_Extracted data entries_:
>> Begin
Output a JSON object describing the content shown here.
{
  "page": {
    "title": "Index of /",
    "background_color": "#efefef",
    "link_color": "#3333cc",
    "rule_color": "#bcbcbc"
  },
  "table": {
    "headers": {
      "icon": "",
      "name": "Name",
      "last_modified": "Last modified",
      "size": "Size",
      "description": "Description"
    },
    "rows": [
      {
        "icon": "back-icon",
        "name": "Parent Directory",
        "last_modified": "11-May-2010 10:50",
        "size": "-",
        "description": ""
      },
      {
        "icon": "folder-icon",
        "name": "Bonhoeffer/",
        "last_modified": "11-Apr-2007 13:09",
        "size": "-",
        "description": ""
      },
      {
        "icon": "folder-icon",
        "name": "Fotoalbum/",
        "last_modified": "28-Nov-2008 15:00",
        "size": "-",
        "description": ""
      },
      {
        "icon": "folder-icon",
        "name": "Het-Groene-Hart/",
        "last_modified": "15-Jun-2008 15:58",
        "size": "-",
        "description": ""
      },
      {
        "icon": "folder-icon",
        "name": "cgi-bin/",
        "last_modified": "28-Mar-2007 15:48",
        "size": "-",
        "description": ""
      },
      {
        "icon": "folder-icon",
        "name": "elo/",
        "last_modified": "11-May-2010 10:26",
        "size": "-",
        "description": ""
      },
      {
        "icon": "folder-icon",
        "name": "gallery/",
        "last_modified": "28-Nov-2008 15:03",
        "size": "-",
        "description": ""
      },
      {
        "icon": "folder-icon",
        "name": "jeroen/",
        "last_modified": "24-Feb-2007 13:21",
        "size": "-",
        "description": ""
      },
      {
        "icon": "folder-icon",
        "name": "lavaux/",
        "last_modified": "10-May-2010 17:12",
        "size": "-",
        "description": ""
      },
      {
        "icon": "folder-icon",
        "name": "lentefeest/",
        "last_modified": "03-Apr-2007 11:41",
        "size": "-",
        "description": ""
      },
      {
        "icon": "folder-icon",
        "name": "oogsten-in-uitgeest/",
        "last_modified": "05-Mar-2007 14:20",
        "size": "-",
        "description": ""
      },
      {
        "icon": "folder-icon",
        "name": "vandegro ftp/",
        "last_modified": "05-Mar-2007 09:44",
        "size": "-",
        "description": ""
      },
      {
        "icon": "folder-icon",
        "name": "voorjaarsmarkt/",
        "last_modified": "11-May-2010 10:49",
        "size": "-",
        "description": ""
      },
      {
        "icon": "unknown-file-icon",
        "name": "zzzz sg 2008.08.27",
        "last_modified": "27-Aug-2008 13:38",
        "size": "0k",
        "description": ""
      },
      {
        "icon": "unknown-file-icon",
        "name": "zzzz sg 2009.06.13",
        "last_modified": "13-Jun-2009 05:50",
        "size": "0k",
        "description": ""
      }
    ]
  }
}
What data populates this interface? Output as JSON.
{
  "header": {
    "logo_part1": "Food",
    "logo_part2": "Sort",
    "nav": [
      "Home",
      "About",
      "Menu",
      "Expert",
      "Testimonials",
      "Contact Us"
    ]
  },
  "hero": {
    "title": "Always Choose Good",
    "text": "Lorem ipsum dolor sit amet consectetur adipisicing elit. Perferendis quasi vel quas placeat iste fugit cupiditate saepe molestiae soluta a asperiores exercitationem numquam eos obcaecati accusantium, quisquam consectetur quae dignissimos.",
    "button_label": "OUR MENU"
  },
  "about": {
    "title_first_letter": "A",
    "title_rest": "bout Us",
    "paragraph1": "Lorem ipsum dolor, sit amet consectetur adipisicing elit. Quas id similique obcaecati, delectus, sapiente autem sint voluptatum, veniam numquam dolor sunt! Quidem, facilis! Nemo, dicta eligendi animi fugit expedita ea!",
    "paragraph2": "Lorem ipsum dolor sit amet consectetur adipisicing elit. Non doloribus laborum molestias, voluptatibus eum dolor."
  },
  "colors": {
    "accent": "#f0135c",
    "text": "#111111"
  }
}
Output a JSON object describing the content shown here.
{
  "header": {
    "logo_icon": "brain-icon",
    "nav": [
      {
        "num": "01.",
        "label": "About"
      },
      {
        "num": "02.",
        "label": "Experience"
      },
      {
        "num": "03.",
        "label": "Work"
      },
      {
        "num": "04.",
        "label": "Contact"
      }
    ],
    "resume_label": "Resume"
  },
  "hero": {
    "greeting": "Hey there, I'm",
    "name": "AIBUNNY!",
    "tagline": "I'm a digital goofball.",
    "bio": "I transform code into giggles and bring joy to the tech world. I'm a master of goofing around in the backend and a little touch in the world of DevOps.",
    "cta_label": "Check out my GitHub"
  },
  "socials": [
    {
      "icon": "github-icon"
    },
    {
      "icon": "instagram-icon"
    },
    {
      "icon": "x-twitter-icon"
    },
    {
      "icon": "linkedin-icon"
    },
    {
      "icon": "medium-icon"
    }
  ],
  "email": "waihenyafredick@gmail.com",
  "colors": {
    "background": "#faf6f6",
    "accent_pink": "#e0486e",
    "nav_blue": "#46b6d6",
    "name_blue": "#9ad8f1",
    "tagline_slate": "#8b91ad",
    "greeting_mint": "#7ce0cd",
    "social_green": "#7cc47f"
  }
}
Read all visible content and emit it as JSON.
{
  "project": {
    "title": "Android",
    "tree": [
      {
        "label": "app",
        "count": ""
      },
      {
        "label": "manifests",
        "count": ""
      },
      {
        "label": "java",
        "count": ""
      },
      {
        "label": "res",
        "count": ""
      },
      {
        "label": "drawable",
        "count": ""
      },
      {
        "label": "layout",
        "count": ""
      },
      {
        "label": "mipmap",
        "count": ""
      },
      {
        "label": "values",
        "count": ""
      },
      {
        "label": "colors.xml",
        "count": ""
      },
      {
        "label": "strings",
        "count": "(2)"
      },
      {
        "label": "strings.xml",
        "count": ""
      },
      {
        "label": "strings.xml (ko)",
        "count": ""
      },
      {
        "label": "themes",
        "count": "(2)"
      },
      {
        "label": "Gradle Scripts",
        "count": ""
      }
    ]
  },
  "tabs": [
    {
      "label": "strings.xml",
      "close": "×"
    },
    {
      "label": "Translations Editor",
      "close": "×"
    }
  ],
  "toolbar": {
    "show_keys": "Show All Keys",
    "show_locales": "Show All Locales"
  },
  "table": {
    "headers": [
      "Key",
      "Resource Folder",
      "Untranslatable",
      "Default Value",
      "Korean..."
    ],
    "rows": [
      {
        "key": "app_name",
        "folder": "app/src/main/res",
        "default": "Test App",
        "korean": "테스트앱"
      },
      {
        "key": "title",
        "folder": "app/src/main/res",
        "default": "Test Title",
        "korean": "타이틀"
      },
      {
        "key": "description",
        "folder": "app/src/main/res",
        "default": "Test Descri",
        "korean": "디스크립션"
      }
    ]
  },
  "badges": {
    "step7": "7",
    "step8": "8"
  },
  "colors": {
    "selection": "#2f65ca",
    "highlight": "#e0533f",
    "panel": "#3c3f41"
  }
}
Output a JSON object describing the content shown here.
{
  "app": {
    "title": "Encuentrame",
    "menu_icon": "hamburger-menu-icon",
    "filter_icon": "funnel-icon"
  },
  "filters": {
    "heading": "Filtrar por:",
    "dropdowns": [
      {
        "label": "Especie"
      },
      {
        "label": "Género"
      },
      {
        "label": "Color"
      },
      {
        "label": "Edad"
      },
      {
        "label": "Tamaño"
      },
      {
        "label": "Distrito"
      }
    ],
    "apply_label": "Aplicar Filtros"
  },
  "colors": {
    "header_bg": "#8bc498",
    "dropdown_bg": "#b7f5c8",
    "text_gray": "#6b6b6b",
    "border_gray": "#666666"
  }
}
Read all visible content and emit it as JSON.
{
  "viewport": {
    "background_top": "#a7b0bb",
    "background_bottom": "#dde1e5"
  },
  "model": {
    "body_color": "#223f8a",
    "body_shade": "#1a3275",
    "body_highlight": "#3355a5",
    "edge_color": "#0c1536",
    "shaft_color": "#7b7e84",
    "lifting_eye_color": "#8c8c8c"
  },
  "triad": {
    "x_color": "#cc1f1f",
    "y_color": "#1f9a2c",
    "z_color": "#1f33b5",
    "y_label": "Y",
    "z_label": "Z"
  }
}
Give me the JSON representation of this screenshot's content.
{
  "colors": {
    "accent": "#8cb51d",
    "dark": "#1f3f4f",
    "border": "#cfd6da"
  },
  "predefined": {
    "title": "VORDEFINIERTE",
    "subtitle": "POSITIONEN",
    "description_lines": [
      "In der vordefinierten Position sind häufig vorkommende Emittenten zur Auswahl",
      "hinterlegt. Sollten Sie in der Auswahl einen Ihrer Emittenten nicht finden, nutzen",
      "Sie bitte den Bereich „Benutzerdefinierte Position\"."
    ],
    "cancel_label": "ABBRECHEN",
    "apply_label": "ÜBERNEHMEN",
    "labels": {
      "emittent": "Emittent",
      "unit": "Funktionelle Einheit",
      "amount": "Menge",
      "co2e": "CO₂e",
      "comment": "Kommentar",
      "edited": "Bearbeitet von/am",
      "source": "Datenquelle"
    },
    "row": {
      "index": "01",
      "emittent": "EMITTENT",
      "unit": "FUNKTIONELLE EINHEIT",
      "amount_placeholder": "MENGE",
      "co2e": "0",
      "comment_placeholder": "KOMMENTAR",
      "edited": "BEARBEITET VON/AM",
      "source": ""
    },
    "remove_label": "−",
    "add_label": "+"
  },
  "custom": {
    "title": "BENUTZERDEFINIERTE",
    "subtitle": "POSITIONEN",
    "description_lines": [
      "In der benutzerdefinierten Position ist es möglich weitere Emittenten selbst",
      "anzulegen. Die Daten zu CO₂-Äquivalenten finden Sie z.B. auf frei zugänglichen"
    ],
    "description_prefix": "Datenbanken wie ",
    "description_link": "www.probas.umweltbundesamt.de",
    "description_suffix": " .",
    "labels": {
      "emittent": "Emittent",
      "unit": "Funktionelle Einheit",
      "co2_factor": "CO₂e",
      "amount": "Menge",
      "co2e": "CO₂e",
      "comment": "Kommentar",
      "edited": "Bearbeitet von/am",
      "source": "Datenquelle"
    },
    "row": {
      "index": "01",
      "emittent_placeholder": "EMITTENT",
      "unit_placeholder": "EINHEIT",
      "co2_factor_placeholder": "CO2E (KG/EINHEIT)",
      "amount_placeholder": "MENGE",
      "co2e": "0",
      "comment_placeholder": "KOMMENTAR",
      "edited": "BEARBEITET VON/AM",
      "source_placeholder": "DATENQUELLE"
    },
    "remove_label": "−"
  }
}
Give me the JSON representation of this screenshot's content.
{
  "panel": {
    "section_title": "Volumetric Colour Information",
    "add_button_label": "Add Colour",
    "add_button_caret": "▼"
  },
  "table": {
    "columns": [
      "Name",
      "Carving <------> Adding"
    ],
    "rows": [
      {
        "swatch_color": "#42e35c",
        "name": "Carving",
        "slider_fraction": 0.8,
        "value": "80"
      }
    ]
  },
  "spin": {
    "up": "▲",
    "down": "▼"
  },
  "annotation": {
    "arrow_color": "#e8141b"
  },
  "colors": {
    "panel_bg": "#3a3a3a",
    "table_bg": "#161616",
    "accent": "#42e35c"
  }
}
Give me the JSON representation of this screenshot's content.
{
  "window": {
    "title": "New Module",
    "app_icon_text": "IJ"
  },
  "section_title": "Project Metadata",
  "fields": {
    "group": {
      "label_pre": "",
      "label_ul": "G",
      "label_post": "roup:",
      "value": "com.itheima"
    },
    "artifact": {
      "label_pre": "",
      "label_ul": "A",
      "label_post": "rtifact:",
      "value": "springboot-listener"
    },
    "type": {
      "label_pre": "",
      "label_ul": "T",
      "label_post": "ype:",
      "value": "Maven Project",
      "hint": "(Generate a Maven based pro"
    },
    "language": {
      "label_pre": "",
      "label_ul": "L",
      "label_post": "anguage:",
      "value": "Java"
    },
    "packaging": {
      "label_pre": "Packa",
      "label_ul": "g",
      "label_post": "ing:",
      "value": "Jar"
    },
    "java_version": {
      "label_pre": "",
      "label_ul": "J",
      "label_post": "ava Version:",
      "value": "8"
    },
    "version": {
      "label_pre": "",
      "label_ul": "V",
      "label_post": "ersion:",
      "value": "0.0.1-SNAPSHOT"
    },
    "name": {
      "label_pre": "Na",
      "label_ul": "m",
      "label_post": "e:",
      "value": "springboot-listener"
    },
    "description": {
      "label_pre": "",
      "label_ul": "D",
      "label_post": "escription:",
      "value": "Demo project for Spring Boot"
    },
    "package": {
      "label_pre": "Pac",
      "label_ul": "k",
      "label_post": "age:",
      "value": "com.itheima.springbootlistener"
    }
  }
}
>> End
_WHAT YOU WILL DO_:
Scan the listing above for the word "fugit" and copy every line that holds it.

_OUTPUT_:
    "text": "Lorem ipsum dolor sit amet consectetur adipisicing elit. Perferendis quasi vel quas placeat iste fugit cupiditate saepe molestiae soluta a asperiores exercitationem numquam eos obcaecati accusantium, quisquam consectetur quae dignissimos.",
    "paragraph1": "Lorem ipsum dolor, sit amet consectetur adipisicing elit. Quas id similique obcaecati, delectus, sapiente autem sint voluptatum, veniam numquam dolor sunt! Quidem, facilis! Nemo, dicta eligendi animi fugit expedita ea!",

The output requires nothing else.